### What you will do
Count, in the listing that follows, every line containing the word "this". Give the number by itself.

### Records
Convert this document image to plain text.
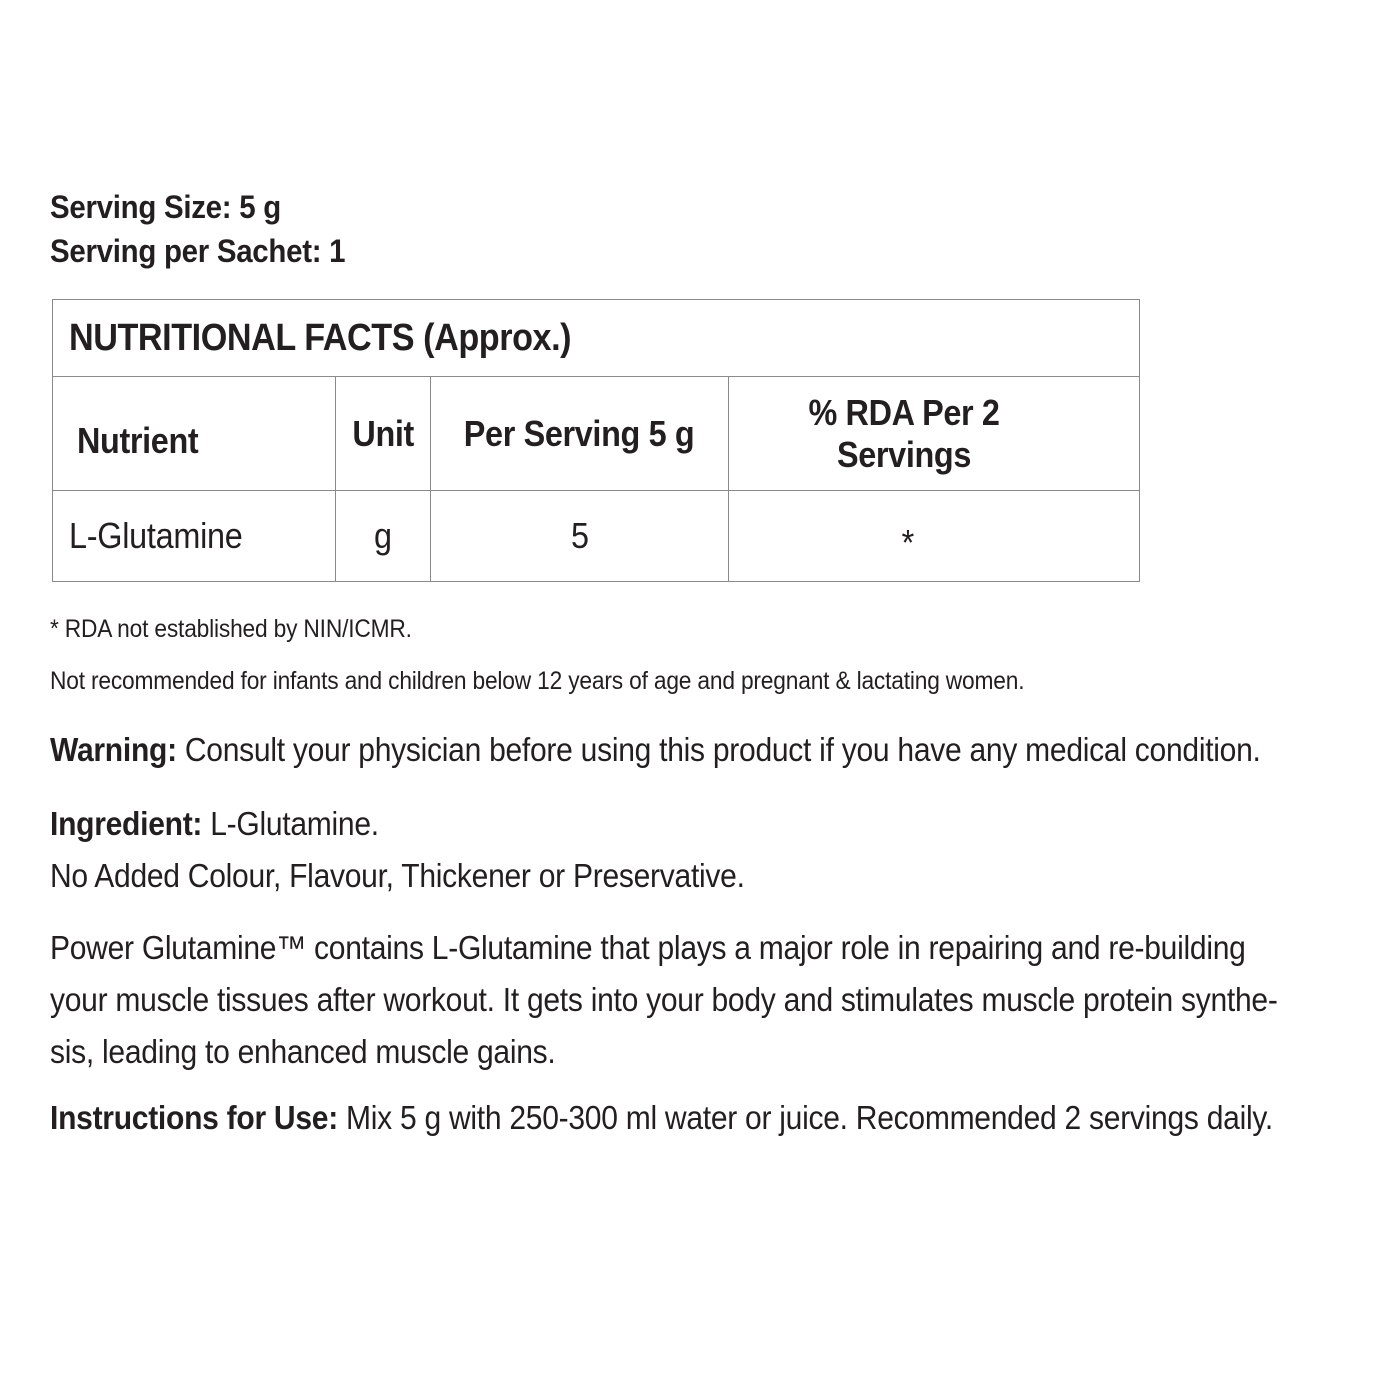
Serving Size: 5 g
Serving per Sachet: 1
NUTRITIONAL FACTS (Approx.)			
Nutrient	Unit	Per Serving 5 g	% RDA Per 2 Servings
L-Glutamine	g	5	*
* RDA not established by NIN/ICMR.
Not recommended for infants and children below 12 years of age and pregnant & lactating women.
Warning: Consult your physician before using this product if you have any medical condition.
Ingredient: L-Glutamine.
No Added Colour, Flavour, Thickener or Preservative.
Power Glutamine™ contains L-Glutamine that plays a major role in repairing and re-building
your muscle tissues after workout. It gets into your body and stimulates muscle protein synthe-
sis, leading to enhanced muscle gains.
Instructions for Use: Mix 5 g with 250-300 ml water or juice. Recommended 2 servings daily.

### Answer for the task
2